## Your objective
Exactly repeat the material, dropping only the pictures.
- - - -
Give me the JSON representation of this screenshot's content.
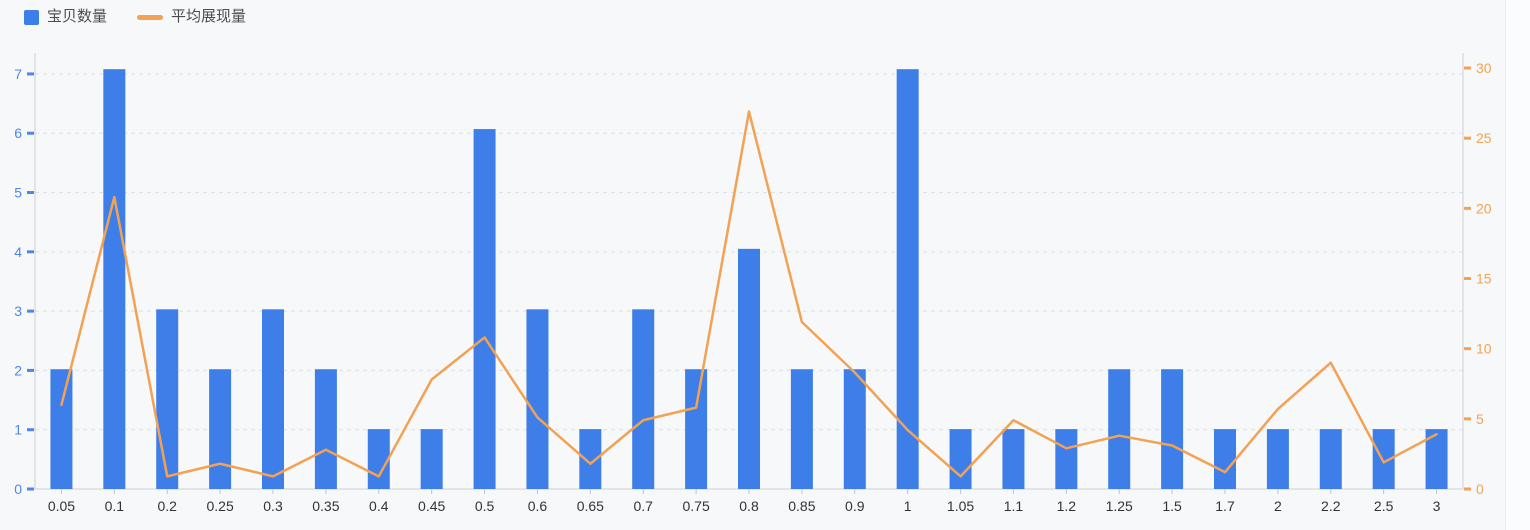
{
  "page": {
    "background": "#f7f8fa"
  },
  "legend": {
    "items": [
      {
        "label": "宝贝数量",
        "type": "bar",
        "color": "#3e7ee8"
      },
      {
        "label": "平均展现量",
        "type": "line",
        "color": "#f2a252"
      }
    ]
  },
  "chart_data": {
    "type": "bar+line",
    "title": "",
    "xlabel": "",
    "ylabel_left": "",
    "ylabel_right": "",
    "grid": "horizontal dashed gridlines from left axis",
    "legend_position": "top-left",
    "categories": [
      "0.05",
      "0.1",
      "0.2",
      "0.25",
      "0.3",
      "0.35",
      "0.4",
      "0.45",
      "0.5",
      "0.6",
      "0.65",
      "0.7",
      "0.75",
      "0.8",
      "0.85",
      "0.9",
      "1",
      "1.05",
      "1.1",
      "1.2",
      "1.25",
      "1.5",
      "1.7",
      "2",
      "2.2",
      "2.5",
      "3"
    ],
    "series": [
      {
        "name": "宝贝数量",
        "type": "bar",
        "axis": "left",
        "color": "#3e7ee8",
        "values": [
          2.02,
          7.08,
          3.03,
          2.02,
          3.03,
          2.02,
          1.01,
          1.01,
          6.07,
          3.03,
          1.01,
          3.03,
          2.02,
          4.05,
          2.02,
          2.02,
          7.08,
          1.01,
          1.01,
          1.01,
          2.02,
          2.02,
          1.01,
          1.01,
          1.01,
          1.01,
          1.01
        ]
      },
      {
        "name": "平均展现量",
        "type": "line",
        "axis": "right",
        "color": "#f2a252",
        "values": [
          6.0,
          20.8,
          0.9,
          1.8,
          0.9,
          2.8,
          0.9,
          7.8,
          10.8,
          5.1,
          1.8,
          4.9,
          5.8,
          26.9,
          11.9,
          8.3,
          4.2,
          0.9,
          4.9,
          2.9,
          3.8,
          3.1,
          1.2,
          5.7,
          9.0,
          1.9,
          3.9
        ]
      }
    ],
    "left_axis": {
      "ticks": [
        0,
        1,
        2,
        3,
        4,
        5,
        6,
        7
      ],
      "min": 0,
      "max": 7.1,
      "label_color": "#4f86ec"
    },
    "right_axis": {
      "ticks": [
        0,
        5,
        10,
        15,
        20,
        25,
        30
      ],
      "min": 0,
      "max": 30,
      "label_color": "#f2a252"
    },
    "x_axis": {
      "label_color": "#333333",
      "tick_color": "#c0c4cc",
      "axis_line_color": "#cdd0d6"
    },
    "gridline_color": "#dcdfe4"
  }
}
- - - -
## Answer to this problem
Give me the JSON representation of this screenshot's content.
{
  "page": {
    "background": "#f7f8fa"
  },
  "legend": {
    "items": [
      {
        "label": "宝贝数量",
        "type": "bar",
        "color": "#3e7ee8"
      },
      {
        "label": "平均展现量",
        "type": "line",
        "color": "#f2a252"
      }
    ]
  },
  "chart_data": {
    "type": "bar+line",
    "title": "",
    "xlabel": "",
    "ylabel_left": "",
    "ylabel_right": "",
    "grid": "horizontal dashed gridlines from left axis",
    "legend_position": "top-left",
    "categories": [
      "0.05",
      "0.1",
      "0.2",
      "0.25",
      "0.3",
      "0.35",
      "0.4",
      "0.45",
      "0.5",
      "0.6",
      "0.65",
      "0.7",
      "0.75",
      "0.8",
      "0.85",
      "0.9",
      "1",
      "1.05",
      "1.1",
      "1.2",
      "1.25",
      "1.5",
      "1.7",
      "2",
      "2.2",
      "2.5",
      "3"
    ],
    "series": [
      {
        "name": "宝贝数量",
        "type": "bar",
        "axis": "left",
        "color": "#3e7ee8",
        "values": [
          2.02,
          7.08,
          3.03,
          2.02,
          3.03,
          2.02,
          1.01,
          1.01,
          6.07,
          3.03,
          1.01,
          3.03,
          2.02,
          4.05,
          2.02,
          2.02,
          7.08,
          1.01,
          1.01,
          1.01,
          2.02,
          2.02,
          1.01,
          1.01,
          1.01,
          1.01,
          1.01
        ]
      },
      {
        "name": "平均展现量",
        "type": "line",
        "axis": "right",
        "color": "#f2a252",
        "values": [
          6.0,
          20.8,
          0.9,
          1.8,
          0.9,
          2.8,
          0.9,
          7.8,
          10.8,
          5.1,
          1.8,
          4.9,
          5.8,
          26.9,
          11.9,
          8.3,
          4.2,
          0.9,
          4.9,
          2.9,
          3.8,
          3.1,
          1.2,
          5.7,
          9.0,
          1.9,
          3.9
        ]
      }
    ],
    "left_axis": {
      "ticks": [
        0,
        1,
        2,
        3,
        4,
        5,
        6,
        7
      ],
      "min": 0,
      "max": 7.1,
      "label_color": "#4f86ec"
    },
    "right_axis": {
      "ticks": [
        0,
        5,
        10,
        15,
        20,
        25,
        30
      ],
      "min": 0,
      "max": 30,
      "label_color": "#f2a252"
    },
    "x_axis": {
      "label_color": "#333333",
      "tick_color": "#c0c4cc",
      "axis_line_color": "#cdd0d6"
    },
    "gridline_color": "#dcdfe4"
  }
}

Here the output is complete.